§ SHORT EXERCISE
The entries below are to be transcribed in full, without their images.

——

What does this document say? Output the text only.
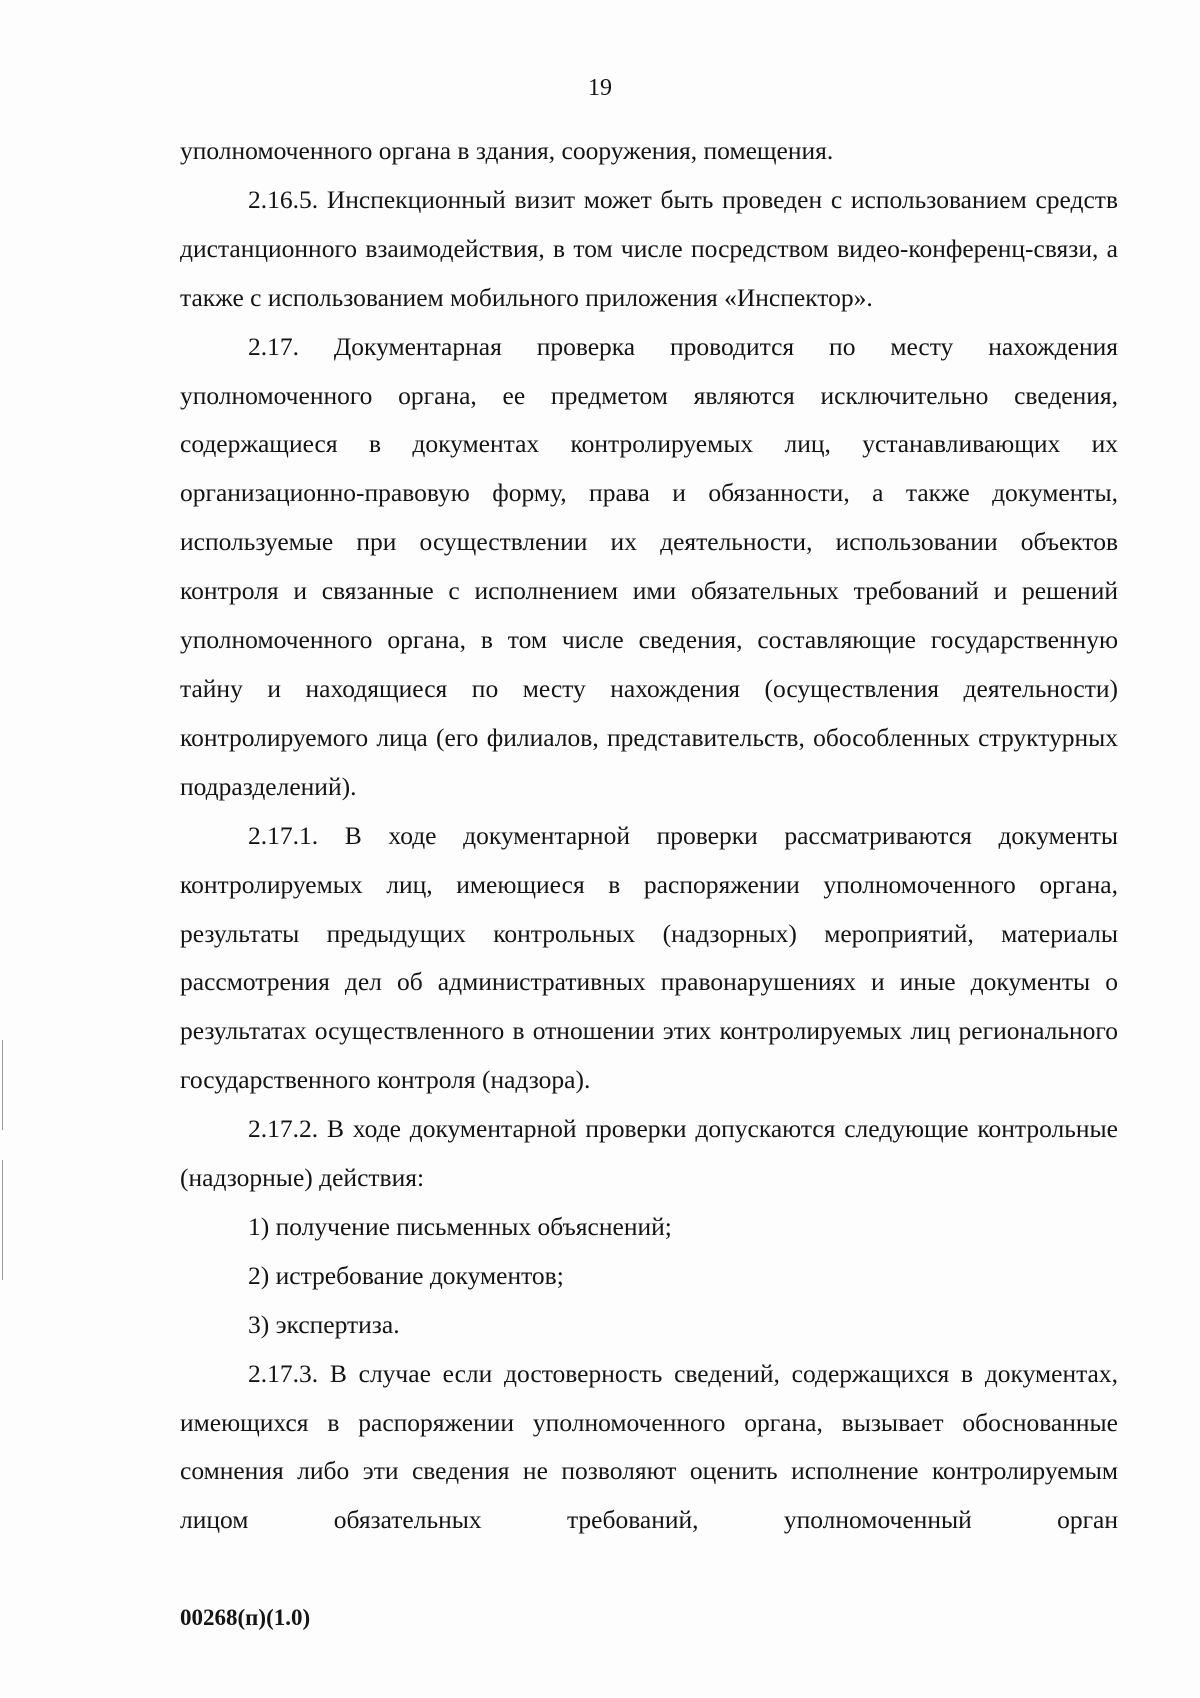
19

уполномоченного органа в здания, сооружения, помещения.

2.16.5. Инспекционный визит может быть проведен с использованием средств дистанционного взаимодействия, в том числе посредством видео-конференц-связи, а также с использованием мобильного приложения «Инспектор».

2.17. Документарная проверка проводится по месту нахождения уполномоченного органа, ее предметом являются исключительно сведения, содержащиеся в документах контролируемых лиц, устанавливающих их организационно-правовую форму, права и обязанности, а также документы, используемые при осуществлении их деятельности, использовании объектов контроля и связанные с исполнением ими обязательных требований и решений уполномоченного органа, в том числе сведения, составляющие государственную тайну и находящиеся по месту нахождения (осуществления деятельности) контролируемого лица (его филиалов, представительств, обособленных структурных подразделений).

2.17.1. В ходе документарной проверки рассматриваются документы контролируемых лиц, имеющиеся в распоряжении уполномоченного органа, результаты предыдущих контрольных (надзорных) мероприятий, материалы рассмотрения дел об административных правонарушениях и иные документы о результатах осуществленного в отношении этих контролируемых лиц регионального государственного контроля (надзора).

2.17.2. В ходе документарной проверки допускаются следующие контрольные (надзорные) действия:

1) получение письменных объяснений;

2) истребование документов;

3) экспертиза.

2.17.3. В случае если достоверность сведений, содержащихся в документах, имеющихся в распоряжении уполномоченного органа, вызывает обоснованные сомнения либо эти сведения не позволяют оценить исполнение контролируемым лицом обязательных требований, уполномоченный орган

00268(п)(1.0)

——

§ EXERCISE SOLUTION
What does this document say? Output the text only.
19

уполномоченного органа в здания, сооружения, помещения.

2.16.5. Инспекционный визит может быть проведен с использованием средств дистанционного взаимодействия, в том числе посредством видео-конференц-связи, а также с использованием мобильного приложения «Инспектор».

2.17. Документарная проверка проводится по месту нахождения уполномоченного органа, ее предметом являются исключительно сведения, содержащиеся в документах контролируемых лиц, устанавливающих их организационно-правовую форму, права и обязанности, а также документы, используемые при осуществлении их деятельности, использовании объектов контроля и связанные с исполнением ими обязательных требований и решений уполномоченного органа, в том числе сведения, составляющие государственную тайну и находящиеся по месту нахождения (осуществления деятельности) контролируемого лица (его филиалов, представительств, обособленных структурных подразделений).

2.17.1. В ходе документарной проверки рассматриваются документы контролируемых лиц, имеющиеся в распоряжении уполномоченного органа, результаты предыдущих контрольных (надзорных) мероприятий, материалы рассмотрения дел об административных правонарушениях и иные документы о результатах осуществленного в отношении этих контролируемых лиц регионального государственного контроля (надзора).

2.17.2. В ходе документарной проверки допускаются следующие контрольные (надзорные) действия:

1) получение письменных объяснений;

2) истребование документов;

3) экспертиза.

2.17.3. В случае если достоверность сведений, содержащихся в документах, имеющихся в распоряжении уполномоченного органа, вызывает обоснованные сомнения либо эти сведения не позволяют оценить исполнение контролируемым лицом обязательных требований, уполномоченный орган

00268(п)(1.0)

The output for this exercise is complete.